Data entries
****************

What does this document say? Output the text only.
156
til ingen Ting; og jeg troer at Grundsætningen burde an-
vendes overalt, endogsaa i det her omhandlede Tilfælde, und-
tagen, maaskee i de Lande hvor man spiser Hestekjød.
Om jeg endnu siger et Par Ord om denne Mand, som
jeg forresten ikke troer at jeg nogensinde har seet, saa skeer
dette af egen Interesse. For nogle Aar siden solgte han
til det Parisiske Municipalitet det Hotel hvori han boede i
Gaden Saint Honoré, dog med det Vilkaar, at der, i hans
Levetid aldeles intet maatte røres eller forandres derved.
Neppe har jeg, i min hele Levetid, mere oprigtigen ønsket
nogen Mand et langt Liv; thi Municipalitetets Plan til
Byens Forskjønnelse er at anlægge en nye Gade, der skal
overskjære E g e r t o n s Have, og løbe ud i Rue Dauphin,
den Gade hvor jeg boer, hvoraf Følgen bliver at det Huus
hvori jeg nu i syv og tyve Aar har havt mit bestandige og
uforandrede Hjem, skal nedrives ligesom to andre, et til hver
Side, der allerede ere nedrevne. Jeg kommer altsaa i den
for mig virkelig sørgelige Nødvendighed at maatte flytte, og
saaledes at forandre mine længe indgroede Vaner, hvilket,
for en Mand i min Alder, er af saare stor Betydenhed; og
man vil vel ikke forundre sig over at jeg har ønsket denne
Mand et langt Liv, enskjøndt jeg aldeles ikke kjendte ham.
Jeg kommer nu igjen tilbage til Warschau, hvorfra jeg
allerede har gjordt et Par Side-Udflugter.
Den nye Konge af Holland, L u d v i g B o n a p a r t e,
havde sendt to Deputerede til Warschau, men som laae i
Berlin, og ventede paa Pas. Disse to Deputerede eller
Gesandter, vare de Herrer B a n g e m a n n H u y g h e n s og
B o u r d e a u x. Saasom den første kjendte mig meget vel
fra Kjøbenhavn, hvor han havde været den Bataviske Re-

****************

→ EXERCISE DETAILS: Every entry above needs to be quoted exactly.

→ EXERCISE OUTPUT:
What does this document say? Output the text only.
156
til ingen Ting; og jeg troer at Grundsætningen burde an-
vendes overalt, endogsaa i det her omhandlede Tilfælde, und-
tagen, maaskee i de Lande hvor man spiser Hestekjød.
Om jeg endnu siger et Par Ord om denne Mand, som
jeg forresten ikke troer at jeg nogensinde har seet, saa skeer
dette af egen Interesse. For nogle Aar siden solgte han
til det Parisiske Municipalitet det Hotel hvori han boede i
Gaden Saint Honoré, dog med det Vilkaar, at der, i hans
Levetid aldeles intet maatte røres eller forandres derved.
Neppe har jeg, i min hele Levetid, mere oprigtigen ønsket
nogen Mand et langt Liv; thi Municipalitetets Plan til
Byens Forskjønnelse er at anlægge en nye Gade, der skal
overskjære E g e r t o n s Have, og løbe ud i Rue Dauphin,
den Gade hvor jeg boer, hvoraf Følgen bliver at det Huus
hvori jeg nu i syv og tyve Aar har havt mit bestandige og
uforandrede Hjem, skal nedrives ligesom to andre, et til hver
Side, der allerede ere nedrevne. Jeg kommer altsaa i den
for mig virkelig sørgelige Nødvendighed at maatte flytte, og
saaledes at forandre mine længe indgroede Vaner, hvilket,
for en Mand i min Alder, er af saare stor Betydenhed; og
man vil vel ikke forundre sig over at jeg har ønsket denne
Mand et langt Liv, enskjøndt jeg aldeles ikke kjendte ham.
Jeg kommer nu igjen tilbage til Warschau, hvorfra jeg
allerede har gjordt et Par Side-Udflugter.
Den nye Konge af Holland, L u d v i g B o n a p a r t e,
havde sendt to Deputerede til Warschau, men som laae i
Berlin, og ventede paa Pas. Disse to Deputerede eller
Gesandter, vare de Herrer B a n g e m a n n H u y g h e n s og
B o u r d e a u x. Saasom den første kjendte mig meget vel
fra Kjøbenhavn, hvor han havde været den Bataviske Re-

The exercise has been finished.